• Work required: Set down the data below without change, skipping the pictures it holds.

++++ Extracted data ++++

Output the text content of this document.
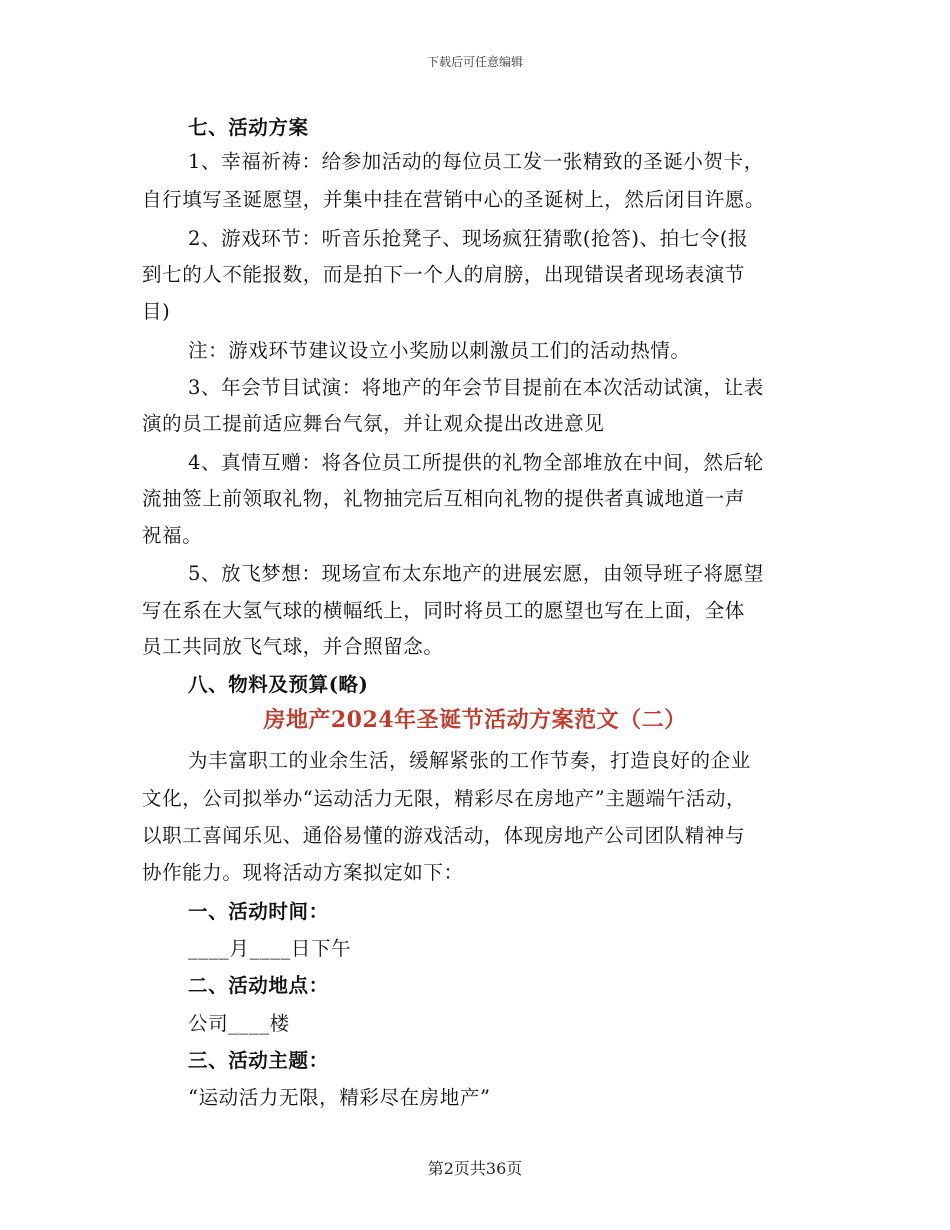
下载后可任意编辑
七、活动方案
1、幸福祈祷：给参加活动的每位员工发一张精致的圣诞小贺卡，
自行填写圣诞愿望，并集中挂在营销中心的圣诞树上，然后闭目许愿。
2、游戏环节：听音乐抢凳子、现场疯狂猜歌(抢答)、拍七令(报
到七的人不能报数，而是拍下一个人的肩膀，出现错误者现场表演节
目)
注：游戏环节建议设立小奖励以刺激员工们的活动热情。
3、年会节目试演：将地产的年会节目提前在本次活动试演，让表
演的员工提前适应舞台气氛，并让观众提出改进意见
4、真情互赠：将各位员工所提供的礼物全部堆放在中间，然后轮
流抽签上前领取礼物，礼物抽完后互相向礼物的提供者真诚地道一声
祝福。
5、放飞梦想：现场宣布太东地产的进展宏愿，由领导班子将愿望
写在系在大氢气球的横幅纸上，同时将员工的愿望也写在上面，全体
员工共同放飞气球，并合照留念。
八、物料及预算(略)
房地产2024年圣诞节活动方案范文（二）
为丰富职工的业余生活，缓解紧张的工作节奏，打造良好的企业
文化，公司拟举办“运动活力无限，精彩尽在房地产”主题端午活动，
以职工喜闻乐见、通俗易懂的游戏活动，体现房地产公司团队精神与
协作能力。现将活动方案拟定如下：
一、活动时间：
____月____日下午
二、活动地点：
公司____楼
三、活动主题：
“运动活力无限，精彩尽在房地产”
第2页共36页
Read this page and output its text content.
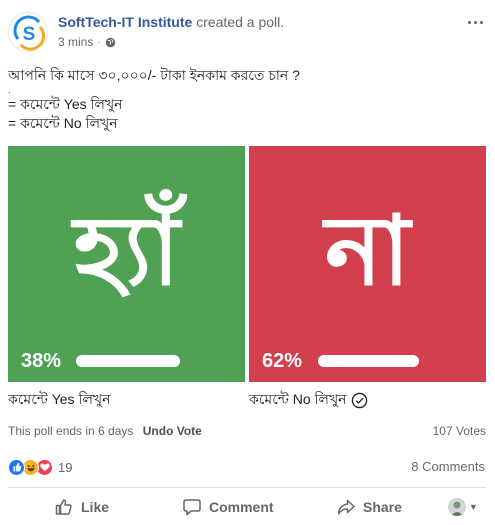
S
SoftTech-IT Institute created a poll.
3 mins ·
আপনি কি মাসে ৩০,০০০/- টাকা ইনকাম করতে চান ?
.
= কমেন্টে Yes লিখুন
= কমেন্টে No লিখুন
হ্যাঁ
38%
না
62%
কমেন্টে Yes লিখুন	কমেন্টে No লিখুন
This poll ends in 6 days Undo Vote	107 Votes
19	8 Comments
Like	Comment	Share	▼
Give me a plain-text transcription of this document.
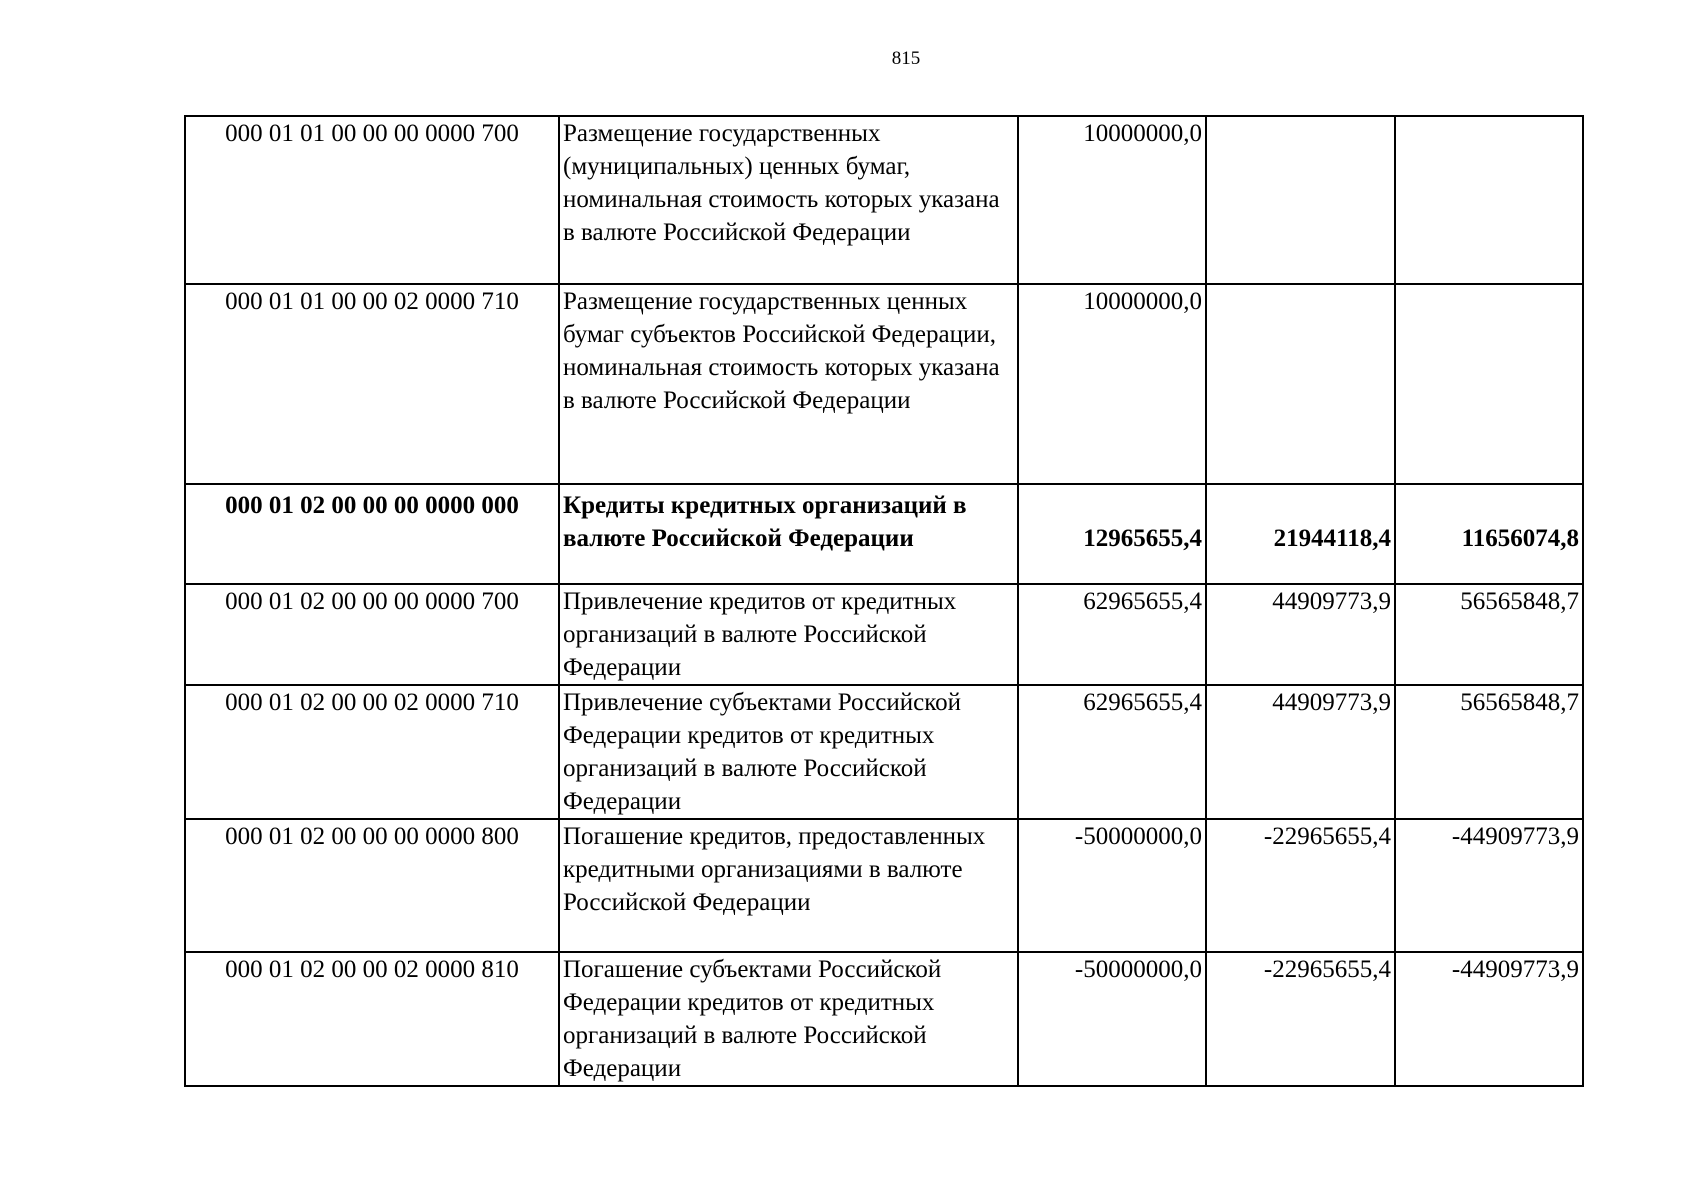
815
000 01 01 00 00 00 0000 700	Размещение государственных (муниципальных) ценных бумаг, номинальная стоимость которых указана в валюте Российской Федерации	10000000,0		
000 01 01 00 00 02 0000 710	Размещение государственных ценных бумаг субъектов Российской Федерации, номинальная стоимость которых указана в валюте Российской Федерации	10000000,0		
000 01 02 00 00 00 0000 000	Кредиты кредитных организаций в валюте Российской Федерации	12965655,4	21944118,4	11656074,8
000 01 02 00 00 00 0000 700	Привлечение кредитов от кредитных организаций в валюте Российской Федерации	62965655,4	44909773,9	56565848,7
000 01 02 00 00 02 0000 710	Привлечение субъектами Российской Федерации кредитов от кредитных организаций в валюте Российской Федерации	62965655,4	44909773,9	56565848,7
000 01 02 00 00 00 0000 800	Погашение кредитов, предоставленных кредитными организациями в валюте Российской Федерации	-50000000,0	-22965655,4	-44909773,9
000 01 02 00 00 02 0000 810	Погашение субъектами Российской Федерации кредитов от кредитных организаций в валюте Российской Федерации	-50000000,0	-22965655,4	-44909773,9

++++

• Answer to the exercise:
Output the text content of this document.
下载后可任意编辑
七、活动方案
1、幸福祈祷：给参加活动的每位员工发一张精致的圣诞小贺卡，
自行填写圣诞愿望，并集中挂在营销中心的圣诞树上，然后闭目许愿。
2、游戏环节：听音乐抢凳子、现场疯狂猜歌(抢答)、拍七令(报
到七的人不能报数，而是拍下一个人的肩膀，出现错误者现场表演节
目)
注：游戏环节建议设立小奖励以刺激员工们的活动热情。
3、年会节目试演：将地产的年会节目提前在本次活动试演，让表
演的员工提前适应舞台气氛，并让观众提出改进意见
4、真情互赠：将各位员工所提供的礼物全部堆放在中间，然后轮
流抽签上前领取礼物，礼物抽完后互相向礼物的提供者真诚地道一声
祝福。
5、放飞梦想：现场宣布太东地产的进展宏愿，由领导班子将愿望
写在系在大氢气球的横幅纸上，同时将员工的愿望也写在上面，全体
员工共同放飞气球，并合照留念。
八、物料及预算(略)
房地产2024年圣诞节活动方案范文（二）
为丰富职工的业余生活，缓解紧张的工作节奏，打造良好的企业
文化，公司拟举办“运动活力无限，精彩尽在房地产”主题端午活动，
以职工喜闻乐见、通俗易懂的游戏活动，体现房地产公司团队精神与
协作能力。现将活动方案拟定如下：
一、活动时间：
____月____日下午
二、活动地点：
公司____楼
三、活动主题：
“运动活力无限，精彩尽在房地产”
第2页共36页
Read this page and output its text content.
S
SoftTech-IT Institute created a poll.
3 mins ·
আপনি কি মাসে ৩০,০০০/- টাকা ইনকাম করতে চান ?
.
= কমেন্টে Yes লিখুন
= কমেন্টে No লিখুন
হ্যাঁ
38%
না
62%
কমেন্টে Yes লিখুন	কমেন্টে No লিখুন
This poll ends in 6 days Undo Vote	107 Votes
19	8 Comments
Like	Comment	Share	▼
Give me a plain-text transcription of this document.
815
000 01 01 00 00 00 0000 700	Размещение государственных (муниципальных) ценных бумаг, номинальная стоимость которых указана в валюте Российской Федерации	10000000,0		
000 01 01 00 00 02 0000 710	Размещение государственных ценных бумаг субъектов Российской Федерации, номинальная стоимость которых указана в валюте Российской Федерации	10000000,0		
000 01 02 00 00 00 0000 000	Кредиты кредитных организаций в валюте Российской Федерации	12965655,4	21944118,4	11656074,8
000 01 02 00 00 00 0000 700	Привлечение кредитов от кредитных организаций в валюте Российской Федерации	62965655,4	44909773,9	56565848,7
000 01 02 00 00 02 0000 710	Привлечение субъектами Российской Федерации кредитов от кредитных организаций в валюте Российской Федерации	62965655,4	44909773,9	56565848,7
000 01 02 00 00 00 0000 800	Погашение кредитов, предоставленных кредитными организациями в валюте Российской Федерации	-50000000,0	-22965655,4	-44909773,9
000 01 02 00 00 02 0000 810	Погашение субъектами Российской Федерации кредитов от кредитных организаций в валюте Российской Федерации	-50000000,0	-22965655,4	-44909773,9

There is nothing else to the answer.